━━━━━ Exercise materials ━━━━━

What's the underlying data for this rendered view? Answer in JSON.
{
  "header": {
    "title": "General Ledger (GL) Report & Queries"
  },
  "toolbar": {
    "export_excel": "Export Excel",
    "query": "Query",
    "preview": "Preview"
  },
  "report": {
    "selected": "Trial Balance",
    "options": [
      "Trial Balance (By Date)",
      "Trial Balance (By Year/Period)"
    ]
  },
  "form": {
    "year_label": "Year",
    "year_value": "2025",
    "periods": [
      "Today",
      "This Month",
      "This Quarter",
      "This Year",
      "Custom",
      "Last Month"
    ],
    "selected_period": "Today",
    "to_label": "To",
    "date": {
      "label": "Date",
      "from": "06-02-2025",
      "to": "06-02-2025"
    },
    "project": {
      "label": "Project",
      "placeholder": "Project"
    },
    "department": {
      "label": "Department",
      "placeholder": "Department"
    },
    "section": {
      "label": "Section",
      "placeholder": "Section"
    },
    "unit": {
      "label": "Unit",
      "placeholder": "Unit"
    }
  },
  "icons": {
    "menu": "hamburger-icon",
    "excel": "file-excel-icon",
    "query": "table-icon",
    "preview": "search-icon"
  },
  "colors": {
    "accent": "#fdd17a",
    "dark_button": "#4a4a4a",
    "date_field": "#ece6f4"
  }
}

━━━━━

Work to be completed | Copy down the material exactly as written.

Response |
What's the underlying data for this rendered view? Answer in JSON.
{
  "header": {
    "title": "General Ledger (GL) Report & Queries"
  },
  "toolbar": {
    "export_excel": "Export Excel",
    "query": "Query",
    "preview": "Preview"
  },
  "report": {
    "selected": "Trial Balance",
    "options": [
      "Trial Balance (By Date)",
      "Trial Balance (By Year/Period)"
    ]
  },
  "form": {
    "year_label": "Year",
    "year_value": "2025",
    "periods": [
      "Today",
      "This Month",
      "This Quarter",
      "This Year",
      "Custom",
      "Last Month"
    ],
    "selected_period": "Today",
    "to_label": "To",
    "date": {
      "label": "Date",
      "from": "06-02-2025",
      "to": "06-02-2025"
    },
    "project": {
      "label": "Project",
      "placeholder": "Project"
    },
    "department": {
      "label": "Department",
      "placeholder": "Department"
    },
    "section": {
      "label": "Section",
      "placeholder": "Section"
    },
    "unit": {
      "label": "Unit",
      "placeholder": "Unit"
    }
  },
  "icons": {
    "menu": "hamburger-icon",
    "excel": "file-excel-icon",
    "query": "table-icon",
    "preview": "search-icon"
  },
  "colors": {
    "accent": "#fdd17a",
    "dark_button": "#4a4a4a",
    "date_field": "#ece6f4"
  }
}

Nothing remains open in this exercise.